Extracts from a graphics dataset:

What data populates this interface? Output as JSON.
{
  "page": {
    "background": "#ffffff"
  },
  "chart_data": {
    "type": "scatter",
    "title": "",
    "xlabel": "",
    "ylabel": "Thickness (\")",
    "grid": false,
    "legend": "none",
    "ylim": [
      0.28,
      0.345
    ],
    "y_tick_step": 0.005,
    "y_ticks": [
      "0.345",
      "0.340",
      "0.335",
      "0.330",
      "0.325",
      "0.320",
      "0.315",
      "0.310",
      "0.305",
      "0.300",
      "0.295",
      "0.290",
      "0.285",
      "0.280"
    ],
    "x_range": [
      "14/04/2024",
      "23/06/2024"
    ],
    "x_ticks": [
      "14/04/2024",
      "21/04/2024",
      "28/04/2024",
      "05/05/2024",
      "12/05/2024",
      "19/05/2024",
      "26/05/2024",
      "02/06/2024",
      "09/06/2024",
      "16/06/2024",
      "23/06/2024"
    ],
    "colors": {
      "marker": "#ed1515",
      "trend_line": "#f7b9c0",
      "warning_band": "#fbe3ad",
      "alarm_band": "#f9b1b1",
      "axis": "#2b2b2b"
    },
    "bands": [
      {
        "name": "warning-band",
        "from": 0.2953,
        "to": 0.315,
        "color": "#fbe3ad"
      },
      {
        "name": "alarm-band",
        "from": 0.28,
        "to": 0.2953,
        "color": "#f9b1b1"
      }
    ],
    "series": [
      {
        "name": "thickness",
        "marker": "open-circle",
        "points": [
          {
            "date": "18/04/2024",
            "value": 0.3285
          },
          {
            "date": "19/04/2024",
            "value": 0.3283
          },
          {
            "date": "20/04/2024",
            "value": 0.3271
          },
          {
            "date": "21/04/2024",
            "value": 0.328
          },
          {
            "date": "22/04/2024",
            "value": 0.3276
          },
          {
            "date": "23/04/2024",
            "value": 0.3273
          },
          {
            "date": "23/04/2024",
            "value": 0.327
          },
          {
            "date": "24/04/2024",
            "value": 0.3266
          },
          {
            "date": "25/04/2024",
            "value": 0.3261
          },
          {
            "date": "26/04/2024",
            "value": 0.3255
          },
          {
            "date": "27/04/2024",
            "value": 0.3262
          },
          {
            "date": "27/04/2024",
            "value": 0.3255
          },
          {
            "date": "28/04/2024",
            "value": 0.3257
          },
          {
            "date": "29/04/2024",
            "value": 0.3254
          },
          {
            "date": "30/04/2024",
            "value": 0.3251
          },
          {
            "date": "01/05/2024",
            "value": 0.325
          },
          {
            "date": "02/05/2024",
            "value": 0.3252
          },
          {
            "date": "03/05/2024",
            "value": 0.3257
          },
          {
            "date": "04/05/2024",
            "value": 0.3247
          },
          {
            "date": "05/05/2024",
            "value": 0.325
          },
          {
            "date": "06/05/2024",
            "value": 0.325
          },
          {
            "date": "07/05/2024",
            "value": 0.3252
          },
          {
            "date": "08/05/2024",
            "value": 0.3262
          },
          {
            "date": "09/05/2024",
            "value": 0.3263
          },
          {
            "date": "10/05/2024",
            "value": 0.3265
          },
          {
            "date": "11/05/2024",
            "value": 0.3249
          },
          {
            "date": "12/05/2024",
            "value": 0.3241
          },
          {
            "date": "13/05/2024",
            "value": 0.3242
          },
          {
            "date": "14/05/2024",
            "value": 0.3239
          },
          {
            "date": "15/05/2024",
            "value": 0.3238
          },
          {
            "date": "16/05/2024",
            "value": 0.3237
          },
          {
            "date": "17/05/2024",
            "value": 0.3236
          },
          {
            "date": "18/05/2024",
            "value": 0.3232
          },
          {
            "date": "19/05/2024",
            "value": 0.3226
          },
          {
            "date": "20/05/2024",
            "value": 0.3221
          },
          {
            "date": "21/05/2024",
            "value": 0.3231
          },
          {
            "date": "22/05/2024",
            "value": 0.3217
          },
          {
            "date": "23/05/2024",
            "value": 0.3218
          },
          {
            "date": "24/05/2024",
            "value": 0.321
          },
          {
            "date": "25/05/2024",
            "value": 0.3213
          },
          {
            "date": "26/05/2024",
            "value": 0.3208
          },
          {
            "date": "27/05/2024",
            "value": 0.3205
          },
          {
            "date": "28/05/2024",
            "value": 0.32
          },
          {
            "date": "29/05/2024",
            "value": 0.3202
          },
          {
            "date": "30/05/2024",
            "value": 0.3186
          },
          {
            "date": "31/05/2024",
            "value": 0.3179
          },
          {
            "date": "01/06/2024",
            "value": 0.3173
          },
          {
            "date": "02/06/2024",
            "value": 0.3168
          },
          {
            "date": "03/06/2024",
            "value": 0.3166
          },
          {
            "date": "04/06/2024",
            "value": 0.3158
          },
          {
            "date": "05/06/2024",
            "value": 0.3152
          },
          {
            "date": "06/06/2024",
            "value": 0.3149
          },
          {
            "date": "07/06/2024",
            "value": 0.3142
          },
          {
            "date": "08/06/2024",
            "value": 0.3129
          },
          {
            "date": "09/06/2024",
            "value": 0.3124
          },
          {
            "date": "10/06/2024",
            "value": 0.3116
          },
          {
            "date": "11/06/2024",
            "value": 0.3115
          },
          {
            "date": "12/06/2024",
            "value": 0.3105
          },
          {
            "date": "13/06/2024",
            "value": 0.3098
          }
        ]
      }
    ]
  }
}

REQUIREMENTS:
Look through the data and show every line containing "name".

RESPONSE FOR THIS EXERCISE:
        "name": "warning-band",
        "name": "alarm-band",
        "name": "thickness",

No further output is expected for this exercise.